▶ Fragmento del documento:
Motín en Niamey sacude la capital tras ataque a base aérea junto al palacio

Niamey, 29 de agosto. El Gobierno militar de Níger informó este jueves que un grupo de soldados amotinados intentó retener a otros militares en una base aérea ubicada junto al aeropuerto de Niamey, mientras se registraron también disparos cerca del palacio presidencial, según comunicados oficiales y reportes de la agencia AFP.

Residentes consultados por AFP describieron una mañana de nervios y sobresaltos: sonidos de vehículos, movimientos de tropa y ráfagas que rompieron la rutina de la ciudad. En un mensaje público, las autoridades llamaron a la calma y aseguraron que las fuerzas afines al Gobierno estaban “recuperando progresivamente el control” de la zona.

La escena obliga a volver la mirada sobre la fragilidad institucional que vive Níger desde el golpe de Estado de julio, cuando la guardia presidencial desplazó al Gobierno civil, un hecho que la propia AFP documentó en su cobertura. Lo que hoy parece un motín ejemplifica cómo, aún tras la toma del poder, la cohesión dentro de las fuerzas armadas no está garantizada y las plazas públicas vuelven a convertirse en barómetro de la estabilidad.

▶ Datos proporcionados:
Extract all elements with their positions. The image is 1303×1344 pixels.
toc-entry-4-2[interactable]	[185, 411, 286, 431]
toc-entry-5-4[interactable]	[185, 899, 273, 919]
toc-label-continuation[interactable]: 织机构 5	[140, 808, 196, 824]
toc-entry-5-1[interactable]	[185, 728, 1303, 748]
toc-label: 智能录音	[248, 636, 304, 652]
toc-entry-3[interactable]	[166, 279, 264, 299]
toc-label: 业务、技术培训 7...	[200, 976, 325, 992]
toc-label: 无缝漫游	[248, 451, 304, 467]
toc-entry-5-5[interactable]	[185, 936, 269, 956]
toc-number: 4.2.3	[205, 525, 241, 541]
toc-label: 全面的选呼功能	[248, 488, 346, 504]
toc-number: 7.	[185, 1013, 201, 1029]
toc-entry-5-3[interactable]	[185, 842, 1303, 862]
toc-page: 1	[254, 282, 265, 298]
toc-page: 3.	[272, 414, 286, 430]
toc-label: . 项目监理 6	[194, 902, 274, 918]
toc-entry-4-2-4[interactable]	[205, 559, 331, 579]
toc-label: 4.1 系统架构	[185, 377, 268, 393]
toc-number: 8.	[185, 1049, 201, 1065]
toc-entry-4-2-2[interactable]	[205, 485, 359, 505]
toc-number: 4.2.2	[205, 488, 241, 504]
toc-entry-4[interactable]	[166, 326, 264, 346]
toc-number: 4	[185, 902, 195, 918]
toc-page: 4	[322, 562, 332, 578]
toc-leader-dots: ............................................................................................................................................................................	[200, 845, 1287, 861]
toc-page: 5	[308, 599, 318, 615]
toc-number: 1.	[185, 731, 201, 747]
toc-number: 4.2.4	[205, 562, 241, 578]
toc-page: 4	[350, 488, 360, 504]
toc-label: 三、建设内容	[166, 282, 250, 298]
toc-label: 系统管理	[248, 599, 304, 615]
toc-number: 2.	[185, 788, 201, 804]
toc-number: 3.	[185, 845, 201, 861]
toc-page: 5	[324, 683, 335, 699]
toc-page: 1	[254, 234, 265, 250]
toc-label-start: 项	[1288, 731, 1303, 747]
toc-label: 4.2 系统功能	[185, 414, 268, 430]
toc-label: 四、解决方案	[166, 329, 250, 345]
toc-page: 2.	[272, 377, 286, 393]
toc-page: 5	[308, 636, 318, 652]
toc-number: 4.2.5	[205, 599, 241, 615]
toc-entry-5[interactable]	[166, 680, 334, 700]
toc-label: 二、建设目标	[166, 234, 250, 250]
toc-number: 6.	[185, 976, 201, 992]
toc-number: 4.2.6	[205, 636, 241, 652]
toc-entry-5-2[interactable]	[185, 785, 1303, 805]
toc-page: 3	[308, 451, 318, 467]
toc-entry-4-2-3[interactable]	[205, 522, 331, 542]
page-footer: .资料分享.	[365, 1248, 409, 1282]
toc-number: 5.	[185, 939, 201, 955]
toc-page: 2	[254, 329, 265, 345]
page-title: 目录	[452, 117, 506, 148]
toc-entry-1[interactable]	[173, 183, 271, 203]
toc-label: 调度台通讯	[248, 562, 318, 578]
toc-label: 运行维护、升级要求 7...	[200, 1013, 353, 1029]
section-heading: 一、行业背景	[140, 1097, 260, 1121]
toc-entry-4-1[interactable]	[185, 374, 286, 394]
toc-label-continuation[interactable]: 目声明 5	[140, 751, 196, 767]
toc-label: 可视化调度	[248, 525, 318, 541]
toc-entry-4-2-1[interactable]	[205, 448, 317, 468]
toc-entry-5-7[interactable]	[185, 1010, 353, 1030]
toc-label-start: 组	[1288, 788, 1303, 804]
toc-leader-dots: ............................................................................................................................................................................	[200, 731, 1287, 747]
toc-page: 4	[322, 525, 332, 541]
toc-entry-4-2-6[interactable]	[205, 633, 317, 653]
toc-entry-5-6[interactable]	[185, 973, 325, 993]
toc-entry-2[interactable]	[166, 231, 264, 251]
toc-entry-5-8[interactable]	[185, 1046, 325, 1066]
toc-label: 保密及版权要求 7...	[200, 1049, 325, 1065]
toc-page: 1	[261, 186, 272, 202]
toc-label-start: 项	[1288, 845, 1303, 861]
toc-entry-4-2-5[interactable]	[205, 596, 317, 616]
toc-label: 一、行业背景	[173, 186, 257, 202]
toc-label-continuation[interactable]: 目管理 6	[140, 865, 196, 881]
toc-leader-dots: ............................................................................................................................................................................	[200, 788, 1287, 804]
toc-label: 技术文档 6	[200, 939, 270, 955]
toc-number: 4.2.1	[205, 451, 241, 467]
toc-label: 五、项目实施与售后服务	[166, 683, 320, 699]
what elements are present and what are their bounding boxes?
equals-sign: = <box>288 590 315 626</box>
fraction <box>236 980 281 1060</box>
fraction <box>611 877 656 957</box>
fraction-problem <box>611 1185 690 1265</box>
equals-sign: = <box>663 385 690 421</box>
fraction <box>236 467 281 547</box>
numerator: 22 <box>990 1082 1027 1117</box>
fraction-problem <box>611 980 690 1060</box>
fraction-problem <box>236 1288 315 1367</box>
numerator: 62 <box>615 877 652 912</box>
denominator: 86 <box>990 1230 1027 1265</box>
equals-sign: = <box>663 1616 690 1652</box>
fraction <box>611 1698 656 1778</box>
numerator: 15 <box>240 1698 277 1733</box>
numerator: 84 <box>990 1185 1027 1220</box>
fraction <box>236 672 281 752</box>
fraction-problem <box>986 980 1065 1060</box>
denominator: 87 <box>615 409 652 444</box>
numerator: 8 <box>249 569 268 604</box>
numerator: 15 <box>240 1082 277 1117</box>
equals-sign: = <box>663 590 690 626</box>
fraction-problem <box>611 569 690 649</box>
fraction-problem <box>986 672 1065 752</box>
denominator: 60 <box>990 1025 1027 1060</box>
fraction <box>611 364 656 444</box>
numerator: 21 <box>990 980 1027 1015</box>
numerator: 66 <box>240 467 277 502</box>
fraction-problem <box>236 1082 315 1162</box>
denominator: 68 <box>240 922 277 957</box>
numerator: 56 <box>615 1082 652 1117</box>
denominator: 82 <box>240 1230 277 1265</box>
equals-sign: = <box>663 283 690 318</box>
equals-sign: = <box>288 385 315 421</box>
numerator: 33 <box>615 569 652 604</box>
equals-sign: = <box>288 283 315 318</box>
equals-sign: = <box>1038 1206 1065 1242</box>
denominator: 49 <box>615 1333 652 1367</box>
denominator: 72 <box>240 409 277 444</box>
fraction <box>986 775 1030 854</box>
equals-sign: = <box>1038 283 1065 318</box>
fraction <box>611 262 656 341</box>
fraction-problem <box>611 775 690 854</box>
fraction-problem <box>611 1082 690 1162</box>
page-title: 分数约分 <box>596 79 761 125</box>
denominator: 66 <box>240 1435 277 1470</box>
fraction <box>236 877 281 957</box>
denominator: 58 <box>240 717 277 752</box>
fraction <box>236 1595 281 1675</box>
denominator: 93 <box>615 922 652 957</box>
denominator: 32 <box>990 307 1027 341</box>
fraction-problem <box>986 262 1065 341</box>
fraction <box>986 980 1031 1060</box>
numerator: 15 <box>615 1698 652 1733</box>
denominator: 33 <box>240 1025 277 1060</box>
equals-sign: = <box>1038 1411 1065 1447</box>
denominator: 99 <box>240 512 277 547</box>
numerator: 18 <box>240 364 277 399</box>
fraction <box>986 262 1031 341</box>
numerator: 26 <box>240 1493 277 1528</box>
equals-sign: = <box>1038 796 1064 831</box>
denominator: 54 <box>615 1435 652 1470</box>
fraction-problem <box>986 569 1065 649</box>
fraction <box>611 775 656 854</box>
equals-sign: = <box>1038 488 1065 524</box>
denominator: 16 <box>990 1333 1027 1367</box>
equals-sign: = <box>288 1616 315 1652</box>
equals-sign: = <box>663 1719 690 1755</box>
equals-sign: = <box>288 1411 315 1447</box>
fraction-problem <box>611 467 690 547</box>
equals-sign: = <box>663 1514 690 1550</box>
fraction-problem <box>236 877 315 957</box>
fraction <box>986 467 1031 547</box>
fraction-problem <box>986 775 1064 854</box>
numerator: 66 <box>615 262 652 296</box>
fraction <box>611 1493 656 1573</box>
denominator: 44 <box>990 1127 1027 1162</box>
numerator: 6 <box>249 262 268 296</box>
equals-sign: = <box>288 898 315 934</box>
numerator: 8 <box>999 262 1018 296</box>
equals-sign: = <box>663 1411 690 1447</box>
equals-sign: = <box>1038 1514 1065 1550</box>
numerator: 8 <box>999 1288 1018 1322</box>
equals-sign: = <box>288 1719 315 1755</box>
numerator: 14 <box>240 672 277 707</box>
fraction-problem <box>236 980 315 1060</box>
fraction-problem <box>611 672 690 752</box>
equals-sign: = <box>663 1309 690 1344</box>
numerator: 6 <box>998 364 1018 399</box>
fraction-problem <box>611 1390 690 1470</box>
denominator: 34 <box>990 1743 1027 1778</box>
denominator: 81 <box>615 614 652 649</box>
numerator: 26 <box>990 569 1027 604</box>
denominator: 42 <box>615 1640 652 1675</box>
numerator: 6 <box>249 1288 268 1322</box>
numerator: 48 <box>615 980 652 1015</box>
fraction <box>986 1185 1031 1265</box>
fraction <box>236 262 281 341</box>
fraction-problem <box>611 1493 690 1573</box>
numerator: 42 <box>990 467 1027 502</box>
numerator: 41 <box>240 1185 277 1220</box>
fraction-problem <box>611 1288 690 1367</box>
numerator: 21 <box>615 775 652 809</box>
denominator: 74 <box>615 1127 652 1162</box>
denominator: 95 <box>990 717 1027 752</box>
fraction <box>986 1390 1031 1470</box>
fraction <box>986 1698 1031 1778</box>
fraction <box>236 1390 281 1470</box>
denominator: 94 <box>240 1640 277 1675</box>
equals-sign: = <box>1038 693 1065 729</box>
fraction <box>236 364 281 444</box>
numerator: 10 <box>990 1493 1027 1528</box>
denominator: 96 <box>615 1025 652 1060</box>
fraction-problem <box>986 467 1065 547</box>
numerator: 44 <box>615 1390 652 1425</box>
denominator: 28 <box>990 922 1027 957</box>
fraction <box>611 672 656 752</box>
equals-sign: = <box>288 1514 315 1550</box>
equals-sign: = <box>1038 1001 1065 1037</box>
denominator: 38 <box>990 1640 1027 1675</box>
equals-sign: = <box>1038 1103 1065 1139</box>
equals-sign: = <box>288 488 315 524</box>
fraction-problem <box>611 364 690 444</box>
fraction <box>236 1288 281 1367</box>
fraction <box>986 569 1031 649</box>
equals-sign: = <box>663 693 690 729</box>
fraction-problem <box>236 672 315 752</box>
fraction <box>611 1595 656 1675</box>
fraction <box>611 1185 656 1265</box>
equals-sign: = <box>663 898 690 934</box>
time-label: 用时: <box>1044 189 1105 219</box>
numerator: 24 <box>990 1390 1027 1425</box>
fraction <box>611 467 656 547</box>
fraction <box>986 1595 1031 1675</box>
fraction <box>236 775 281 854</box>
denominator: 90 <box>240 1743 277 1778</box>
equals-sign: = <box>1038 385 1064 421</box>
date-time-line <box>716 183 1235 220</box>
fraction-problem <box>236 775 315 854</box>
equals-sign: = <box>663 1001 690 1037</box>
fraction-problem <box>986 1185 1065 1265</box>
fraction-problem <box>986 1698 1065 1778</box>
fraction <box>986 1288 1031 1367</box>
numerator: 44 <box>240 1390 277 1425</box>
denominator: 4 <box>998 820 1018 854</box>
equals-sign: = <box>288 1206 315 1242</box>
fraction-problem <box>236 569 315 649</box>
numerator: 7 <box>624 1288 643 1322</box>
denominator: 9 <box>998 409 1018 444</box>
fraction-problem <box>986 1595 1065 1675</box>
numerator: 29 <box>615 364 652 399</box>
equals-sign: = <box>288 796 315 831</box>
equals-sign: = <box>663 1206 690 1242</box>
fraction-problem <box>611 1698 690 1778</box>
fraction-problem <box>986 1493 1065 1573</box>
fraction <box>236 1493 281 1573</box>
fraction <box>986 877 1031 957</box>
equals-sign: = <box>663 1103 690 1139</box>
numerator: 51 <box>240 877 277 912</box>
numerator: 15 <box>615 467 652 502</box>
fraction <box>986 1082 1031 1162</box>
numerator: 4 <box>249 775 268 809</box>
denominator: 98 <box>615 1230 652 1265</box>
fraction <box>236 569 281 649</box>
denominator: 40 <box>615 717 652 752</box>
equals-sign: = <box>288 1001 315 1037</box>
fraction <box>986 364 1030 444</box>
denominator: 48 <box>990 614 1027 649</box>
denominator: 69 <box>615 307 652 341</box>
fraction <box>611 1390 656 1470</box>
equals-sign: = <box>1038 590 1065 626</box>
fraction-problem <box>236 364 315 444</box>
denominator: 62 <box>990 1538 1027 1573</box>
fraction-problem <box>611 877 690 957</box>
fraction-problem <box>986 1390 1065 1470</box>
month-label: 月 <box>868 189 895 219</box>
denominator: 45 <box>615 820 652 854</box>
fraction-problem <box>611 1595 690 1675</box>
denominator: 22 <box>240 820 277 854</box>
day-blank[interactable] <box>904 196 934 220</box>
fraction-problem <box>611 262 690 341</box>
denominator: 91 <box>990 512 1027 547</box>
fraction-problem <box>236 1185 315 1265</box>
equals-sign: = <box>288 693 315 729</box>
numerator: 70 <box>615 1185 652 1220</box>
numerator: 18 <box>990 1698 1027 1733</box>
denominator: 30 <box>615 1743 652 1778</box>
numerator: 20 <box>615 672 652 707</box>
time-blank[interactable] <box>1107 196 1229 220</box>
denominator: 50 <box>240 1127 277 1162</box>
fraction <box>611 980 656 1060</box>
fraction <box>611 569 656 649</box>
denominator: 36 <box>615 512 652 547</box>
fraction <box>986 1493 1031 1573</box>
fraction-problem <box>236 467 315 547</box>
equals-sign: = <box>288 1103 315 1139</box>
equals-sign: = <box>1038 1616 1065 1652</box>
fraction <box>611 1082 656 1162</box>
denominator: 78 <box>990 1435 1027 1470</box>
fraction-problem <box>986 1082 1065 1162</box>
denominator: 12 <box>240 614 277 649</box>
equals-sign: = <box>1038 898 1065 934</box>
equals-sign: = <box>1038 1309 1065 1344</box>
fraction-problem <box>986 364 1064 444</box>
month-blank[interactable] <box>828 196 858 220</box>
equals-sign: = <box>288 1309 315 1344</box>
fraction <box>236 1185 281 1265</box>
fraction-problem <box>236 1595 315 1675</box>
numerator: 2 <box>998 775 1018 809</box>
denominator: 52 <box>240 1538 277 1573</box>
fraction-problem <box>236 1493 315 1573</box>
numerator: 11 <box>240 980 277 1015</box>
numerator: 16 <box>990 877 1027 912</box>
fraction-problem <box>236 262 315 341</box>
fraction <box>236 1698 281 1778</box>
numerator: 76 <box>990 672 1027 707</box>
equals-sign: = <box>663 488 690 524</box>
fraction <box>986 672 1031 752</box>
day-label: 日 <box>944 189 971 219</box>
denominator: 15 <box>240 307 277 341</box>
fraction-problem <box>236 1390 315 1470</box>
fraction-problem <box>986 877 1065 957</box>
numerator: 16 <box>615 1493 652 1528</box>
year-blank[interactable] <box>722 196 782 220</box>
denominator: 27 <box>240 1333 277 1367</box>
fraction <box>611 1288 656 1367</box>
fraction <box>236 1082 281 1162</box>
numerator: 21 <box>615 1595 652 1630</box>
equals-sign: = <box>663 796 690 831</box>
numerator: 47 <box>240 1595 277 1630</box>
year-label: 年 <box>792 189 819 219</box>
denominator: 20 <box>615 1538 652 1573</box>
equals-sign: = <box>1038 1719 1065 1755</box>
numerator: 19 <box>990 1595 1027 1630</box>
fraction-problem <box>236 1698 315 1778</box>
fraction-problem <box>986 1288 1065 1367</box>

▶ Qué se pide:
#1 Actualiza la nota sobre el motín en Niamey reescribiendo el pasaje que comienza en "Motín en Niamey" y llega hasta "la agencia AFP.", con "jueves" cambiado por "viernes".
#2 Según la nota sobre el motín en Niamey, ¿quién desplazó al Gobierno civil en el golpe de Estado de julio?
#3 Continúa la nota sobre el motín en Niamey a partir de su última oración.

▶ Resultados de tareas:
#1
Motín en Niamey sacude la capital tras ataque a base aérea junto al palacio

Niamey, 29 de agosto. El Gobierno militar de Níger informó este viernes que un grupo de soldados amotinados intentó retener a otros militares en una base aérea ubicada junto al aeropuerto de Niamey, mientras se registraron también disparos cerca del palacio presidencial, según comunicados oficiales y reportes de la agencia AFP.

#2 La guardia presidencial.

#3
Para la población, estos episodios no son abstracciones: interrupciones en el aeropuerto, miedo a nuevos enfrentamientos y la repercusión económica inmediata —comercio paralizado, servicios limitados— empeoran una realidad cotidiana ya marcada por la incertidumbre. En barrios cercanos al centro, comerciantes y empleados dijeron a AFP que retrasaron salidas y mantuvieron comercios cerrados por precaución.

El Gobierno, sin embargo, presenta una lectura distinta: atribuye el altercado a un reducido grupo insubordinado que busca desestabilizar el orden y promete investigaciones y sanciones. Esa versión, repetida por portavoces oficiales, exige comprobación independiente y transparencia si se quiere restaurar confianza en las instituciones.

Este nuevo episodio complica además las relaciones internacionales del país. Tras el golpe de julio, la Comunidad Económica de Estados de África Occidental (CEDEAO) y otros actores regionales respondieron con restricciones y presiones diplomáticas, según reportes previos de AFP. Cada escalada en la capital dificulta el diálogo y aleja la posibilidad de soluciones que recuperen espacios de participación civil y seguridad para la ciudadanía.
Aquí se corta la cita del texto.